--- START OF Recorded data ---
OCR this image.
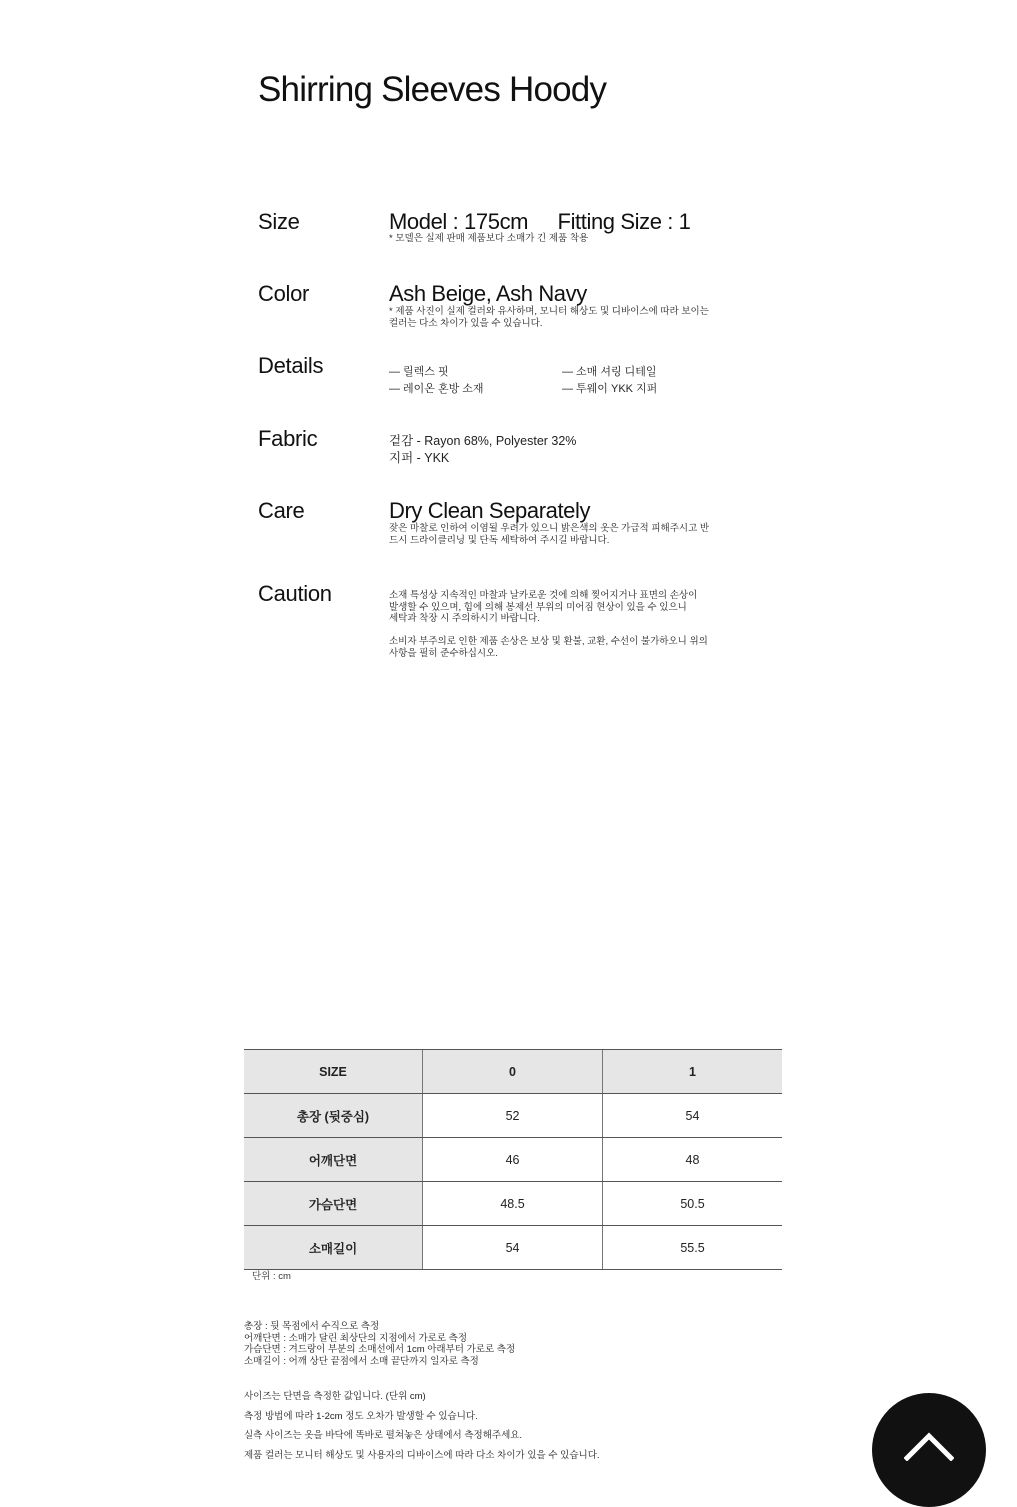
Shirring Sleeves Hoody
Size	Model : 175cm Fitting Size : 1
* 모델은 실제 판매 제품보다 소매가 긴 제품 착용
Color	Ash Beige, Ash Navy
* 제품 사진이 실제 컬러와 유사하며, 모니터 해상도 및 디바이스에 따라 보이는
컬러는 다소 차이가 있을 수 있습니다.
Details	— 릴렉스 핏	— 소매 셔링 디테일
— 레이온 혼방 소재	— 투웨이 YKK 지퍼
Fabric	겉감 - Rayon 68%, Polyester 32%
지퍼 - YKK
Care	Dry Clean Separately
잦은 마찰로 인하여 이염될 우려가 있으니 밝은색의 옷은 가급적 피해주시고 반
드시 드라이클리닝 및 단독 세탁하여 주시길 바랍니다.
Caution	소재 특성상 지속적인 마찰과 날카로운 것에 의해 찢어지거나 표면의 손상이
발생할 수 있으며, 힘에 의해 봉제선 부위의 미어짐 현상이 있을 수 있으니
세탁과 착장 시 주의하시기 바랍니다.
소비자 부주의로 인한 제품 손상은 보상 및 환불, 교환, 수선이 불가하오니 위의
사항을 필히 준수하십시오.
SIZE	0	1
총장 (뒷중심)	52	54
어깨단면	46	48
가슴단면	48.5	50.5
소매길이	54	55.5
단위 : cm
총장 : 뒷 목점에서 수직으로 측정
어깨단면 : 소매가 달린 최상단의 지점에서 가로로 측정
가슴단면 : 겨드랑이 부분의 소매선에서 1cm 아래부터 가로로 측정
소매길이 : 어깨 상단 끝점에서 소매 끝단까지 일자로 측정
사이즈는 단면을 측정한 값입니다. (단위 cm)
측정 방법에 따라 1-2cm 정도 오차가 발생할 수 있습니다.
실측 사이즈는 옷을 바닥에 똑바로 펼쳐놓은 상태에서 측정해주세요.
제품 컬러는 모니터 해상도 및 사용자의 디바이스에 따라 다소 차이가 있을 수 있습니다.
--- END OF Recorded data ---
*Your task:* Except for the pictures, copy every line of the records above exactly.

*Solved problem:*
OCR this image.
Shirring Sleeves Hoody
Size	Model : 175cm Fitting Size : 1
* 모델은 실제 판매 제품보다 소매가 긴 제품 착용
Color	Ash Beige, Ash Navy
* 제품 사진이 실제 컬러와 유사하며, 모니터 해상도 및 디바이스에 따라 보이는
컬러는 다소 차이가 있을 수 있습니다.
Details	— 릴렉스 핏	— 소매 셔링 디테일
— 레이온 혼방 소재	— 투웨이 YKK 지퍼
Fabric	겉감 - Rayon 68%, Polyester 32%
지퍼 - YKK
Care	Dry Clean Separately
잦은 마찰로 인하여 이염될 우려가 있으니 밝은색의 옷은 가급적 피해주시고 반
드시 드라이클리닝 및 단독 세탁하여 주시길 바랍니다.
Caution	소재 특성상 지속적인 마찰과 날카로운 것에 의해 찢어지거나 표면의 손상이
발생할 수 있으며, 힘에 의해 봉제선 부위의 미어짐 현상이 있을 수 있으니
세탁과 착장 시 주의하시기 바랍니다.
소비자 부주의로 인한 제품 손상은 보상 및 환불, 교환, 수선이 불가하오니 위의
사항을 필히 준수하십시오.
SIZE	0	1
총장 (뒷중심)	52	54
어깨단면	46	48
가슴단면	48.5	50.5
소매길이	54	55.5
단위 : cm
총장 : 뒷 목점에서 수직으로 측정
어깨단면 : 소매가 달린 최상단의 지점에서 가로로 측정
가슴단면 : 겨드랑이 부분의 소매선에서 1cm 아래부터 가로로 측정
소매길이 : 어깨 상단 끝점에서 소매 끝단까지 일자로 측정
사이즈는 단면을 측정한 값입니다. (단위 cm)
측정 방법에 따라 1-2cm 정도 오차가 발생할 수 있습니다.
실측 사이즈는 옷을 바닥에 똑바로 펼쳐놓은 상태에서 측정해주세요.
제품 컬러는 모니터 해상도 및 사용자의 디바이스에 따라 다소 차이가 있을 수 있습니다.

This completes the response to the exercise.